━━━ GIVEN INFORMATION

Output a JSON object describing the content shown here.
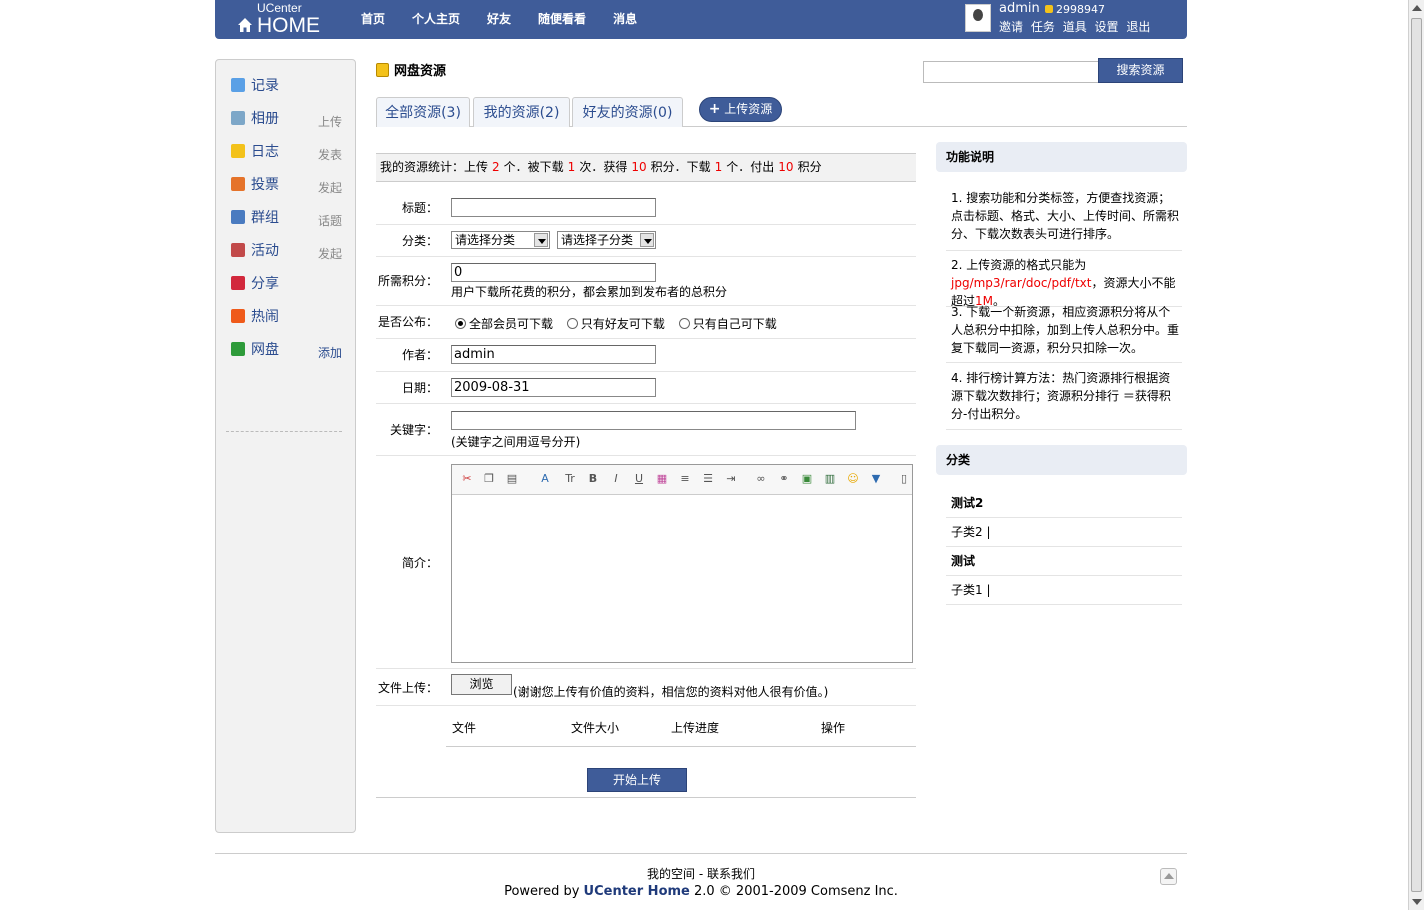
{
  "header": {
    "logo_top": "UCenter",
    "logo_main": "HOME",
    "nav": [
      "首页",
      "个人主页",
      "好友",
      "随便看看",
      "消息"
    ],
    "user": {
      "name": "admin",
      "credits": "2998947",
      "links": [
        "邀请",
        "任务",
        "道具",
        "设置",
        "退出"
      ]
    }
  },
  "sidebar": {
    "items": [
      {
        "label": "记录",
        "action": "",
        "icon": "speech-bubble-icon",
        "color": "#5aa0e6"
      },
      {
        "label": "相册",
        "action": "上传",
        "icon": "photo-album-icon",
        "color": "#7da7c8"
      },
      {
        "label": "日志",
        "action": "发表",
        "icon": "blog-icon",
        "color": "#f3c21b"
      },
      {
        "label": "投票",
        "action": "发起",
        "icon": "poll-chart-icon",
        "color": "#e5732a"
      },
      {
        "label": "群组",
        "action": "话题",
        "icon": "group-icon",
        "color": "#4a7bc0"
      },
      {
        "label": "活动",
        "action": "发起",
        "icon": "calendar-icon",
        "color": "#c24a4a"
      },
      {
        "label": "分享",
        "action": "",
        "icon": "share-hearts-icon",
        "color": "#d2283c"
      },
      {
        "label": "热闹",
        "action": "",
        "icon": "fire-icon",
        "color": "#ef5a1a"
      },
      {
        "label": "网盘",
        "action": "添加",
        "icon": "disk-icon",
        "color": "#2e9b3a"
      }
    ]
  },
  "page": {
    "title": "网盘资源",
    "search_button": "搜索资源",
    "tabs": [
      "全部资源(3)",
      "我的资源(2)",
      "好友的资源(0)"
    ],
    "upload_button": "上传资源"
  },
  "stats": {
    "prefix": "我的资源统计：上传",
    "uploaded": "2",
    "t1": "个．被下载",
    "downloaded_times": "1",
    "t2": "次．获得",
    "earned": "10",
    "t3": "积分．下载",
    "downloads": "1",
    "t4": "个．付出",
    "paid": "10",
    "t5": "积分"
  },
  "form": {
    "title_label": "标题：",
    "title_value": "",
    "category_label": "分类：",
    "category_select": "请选择分类",
    "subcategory_select": "请选择子分类",
    "points_label": "所需积分：",
    "points_value": "0",
    "points_hint": "用户下载所花费的积分，都会累加到发布者的总积分",
    "public_label": "是否公布：",
    "public_options": [
      "全部会员可下载",
      "只有好友可下载",
      "只有自己可下载"
    ],
    "author_label": "作者：",
    "author_value": "admin",
    "date_label": "日期：",
    "date_value": "2009-08-31",
    "keywords_label": "关键字：",
    "keywords_value": "",
    "keywords_hint": "(关键字之间用逗号分开)",
    "intro_label": "简介：",
    "file_label": "文件上传：",
    "browse_button": "浏览",
    "file_hint": "(谢谢您上传有价值的资料，相信您的资料对他人很有价值。)",
    "file_columns": [
      "文件",
      "文件大小",
      "上传进度",
      "操作"
    ],
    "start_button": "开始上传",
    "editor_buttons": [
      "cut-icon",
      "copy-icon",
      "paste-icon",
      "font-family-icon",
      "font-size-icon",
      "bold-icon",
      "italic-icon",
      "underline-icon",
      "color-icon",
      "align-icon",
      "list-icon",
      "indent-icon",
      "link-icon",
      "unlink-icon",
      "image-icon",
      "video-icon",
      "emoticon-icon",
      "save-icon",
      "source-icon"
    ]
  },
  "right": {
    "help_title": "功能说明",
    "notes": [
      "1. 搜索功能和分类标签，方便查找资源；点击标题、格式、大小、上传时间、所需积分、下载次数表头可进行排序。",
      "3. 下载一个新资源，相应资源积分将从个人总积分中扣除，加到上传人总积分中。重复下载同一资源，积分只扣除一次。",
      "4. 排行榜计算方法：热门资源排行根据资源下载次数排行；资源积分排行 ＝获得积分-付出积分。"
    ],
    "note2_a": "2. 上传资源的格式只能为",
    "note2_red1": "jpg/mp3/rar/doc/pdf/txt",
    "note2_b": "，资源大小不能超过",
    "note2_red2": "1M",
    "note2_c": "。",
    "category_title": "分类",
    "categories": [
      {
        "name": "测试2",
        "bold": true
      },
      {
        "name": "子类2 |",
        "bold": false
      },
      {
        "name": "测试",
        "bold": true
      },
      {
        "name": "子类1 |",
        "bold": false
      }
    ]
  },
  "footer": {
    "line1": "我的空间 - 联系我们",
    "line2_pre": "Powered by ",
    "line2_brand": "UCenter Home",
    "line2_post": " 2.0 © 2001-2009 Comsenz Inc."
  }
}
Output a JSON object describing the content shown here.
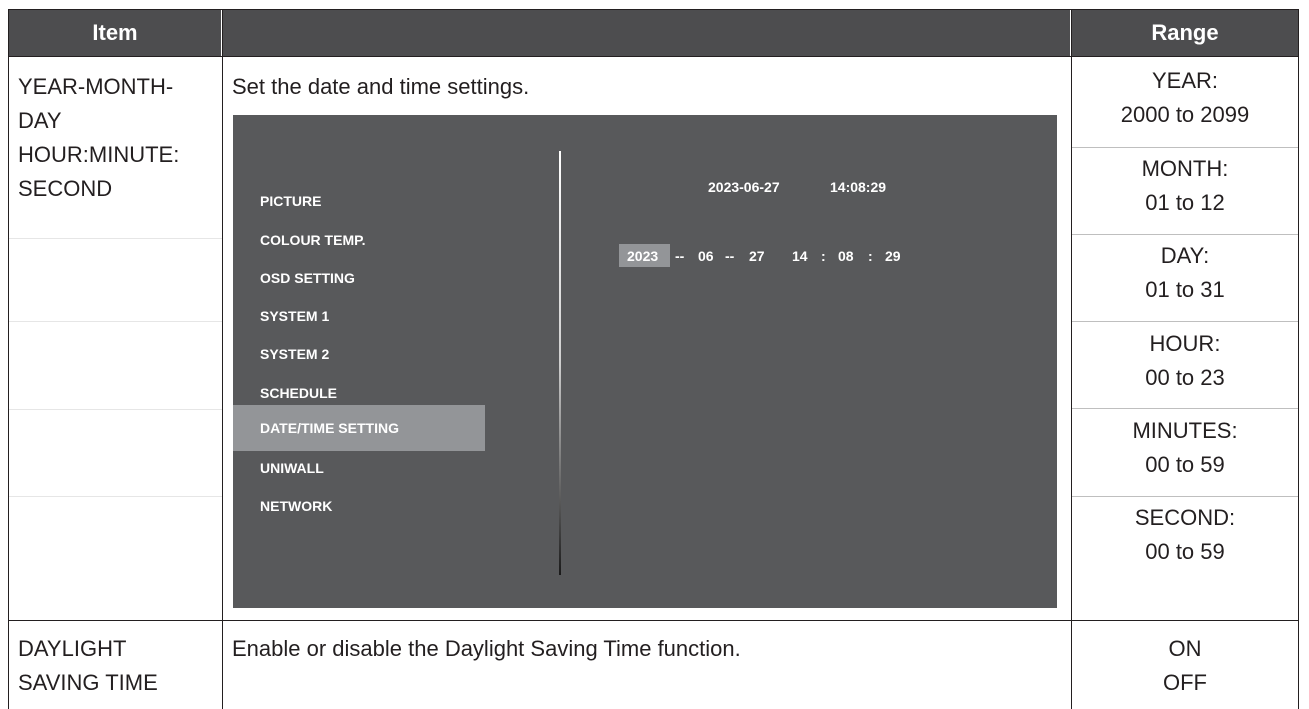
{
  "table": {
    "headers": [
      "Item",
      "",
      "Range"
    ],
    "rows": [
      {
        "item": [
          "YEAR-MONTH-",
          "DAY",
          "HOUR:MINUTE:",
          "SECOND"
        ],
        "description": "Set the date and time settings.",
        "ranges": [
          [
            "YEAR:",
            "2000 to 2099"
          ],
          [
            "MONTH:",
            "01 to 12"
          ],
          [
            "DAY:",
            "01 to 31"
          ],
          [
            "HOUR:",
            "00 to 23"
          ],
          [
            "MINUTES:",
            "00 to 59"
          ],
          [
            "SECOND:",
            "00 to 59"
          ]
        ]
      },
      {
        "item": [
          "DAYLIGHT",
          "SAVING TIME"
        ],
        "description": "Enable or disable the Daylight Saving Time function.",
        "ranges": [
          [
            "ON",
            "OFF"
          ]
        ]
      }
    ]
  },
  "osd": {
    "menu": [
      "PICTURE",
      "COLOUR TEMP.",
      "OSD SETTING",
      "SYSTEM 1",
      "SYSTEM 2",
      "SCHEDULE",
      "DATE/TIME SETTING",
      "UNIWALL",
      "NETWORK"
    ],
    "selected_index": 6,
    "current_date": "2023-06-27",
    "current_time": "14:08:29",
    "edit": {
      "year": "2023",
      "sep1": "--",
      "month": "06",
      "sep2": "--",
      "day": "27",
      "hour": "14",
      "colon1": ":",
      "minute": "08",
      "colon2": ":",
      "second": "29"
    }
  },
  "colors": {
    "header_bg": "#4d4d4f",
    "osd_bg": "#58595b",
    "osd_selected": "#939598"
  }
}
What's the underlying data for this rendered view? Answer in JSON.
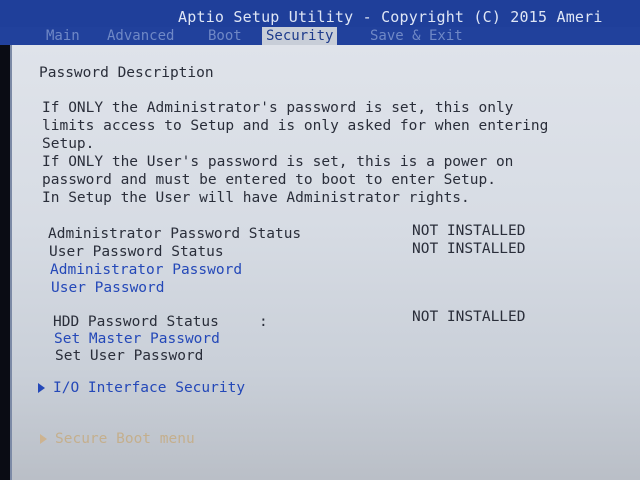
{
  "title": "Aptio Setup Utility - Copyright (C) 2015 Ameri",
  "tabs": [
    {
      "label": "Main"
    },
    {
      "label": "Advanced"
    },
    {
      "label": "Boot"
    },
    {
      "label": "Security"
    },
    {
      "label": "Save & Exit"
    }
  ],
  "section_title": "Password Description",
  "description": [
    "If ONLY the Administrator's password is set, this only",
    "limits access to Setup and is only asked for when entering",
    "Setup.",
    "If ONLY the User's password is set, this is a power on",
    "password and must be entered to boot to enter Setup.",
    "In Setup the User will have Administrator rights."
  ],
  "status_rows": [
    {
      "label": "Administrator Password Status",
      "value": "NOT INSTALLED"
    },
    {
      "label": "User Password Status",
      "value": "NOT INSTALLED"
    }
  ],
  "links": {
    "admin_password": "Administrator Password",
    "user_password": "User Password"
  },
  "hdd": {
    "status_label": "HDD Password Status",
    "colon": ":",
    "status_value": "NOT INSTALLED",
    "set_master": "Set Master Password",
    "set_user": "Set User Password"
  },
  "submenus": {
    "io_interface_security": "I/O Interface Security",
    "secure_boot_menu": "Secure Boot menu"
  },
  "colors": {
    "title_bar": "#1f3f9a",
    "panel": "#dfe3ea",
    "link_blue": "#2448b8",
    "text": "#2a2e3a"
  }
}
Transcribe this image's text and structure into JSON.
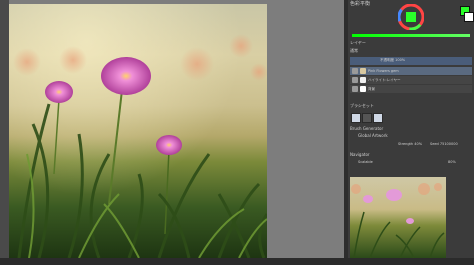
{
  "canvas": {
    "description_alt": ""
  },
  "color_panel": {
    "title": "色彩平衡",
    "fg_color": "#2aff2a",
    "bg_color": "#ffffff"
  },
  "layer_panel": {
    "title": "レイヤー",
    "blend_mode": "通常",
    "opacity_label": "不透明度 100%",
    "layers": [
      {
        "name": "Pink Flowers gem",
        "selected": true
      },
      {
        "name": "ハイライト:レイヤー",
        "selected": false
      },
      {
        "name": "背景",
        "selected": false
      }
    ]
  },
  "brush_panel": {
    "title": "ブラシセット",
    "brush_label": "Brush Generator",
    "brush_name": "Global Artwork",
    "strength_label": "Strength 40%",
    "seed_label": "Seed 75100000"
  },
  "navigator": {
    "title": "Navigator",
    "zoom_label": "Scalable",
    "zoom_percent": "80%"
  },
  "accent": "#6e87b0"
}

━━━━━━

* _PROBLEM REQUIREMENTS_
Filter out all lines lacking the word "所需积分" and copy the rest.

* _WRITTEN RESPONSE_
    "points_label": "所需积分：",
      "1. 搜索功能和分类标签，方便查找资源；点击标题、格式、大小、上传时间、所需积分、下载次数表头可进行排序。",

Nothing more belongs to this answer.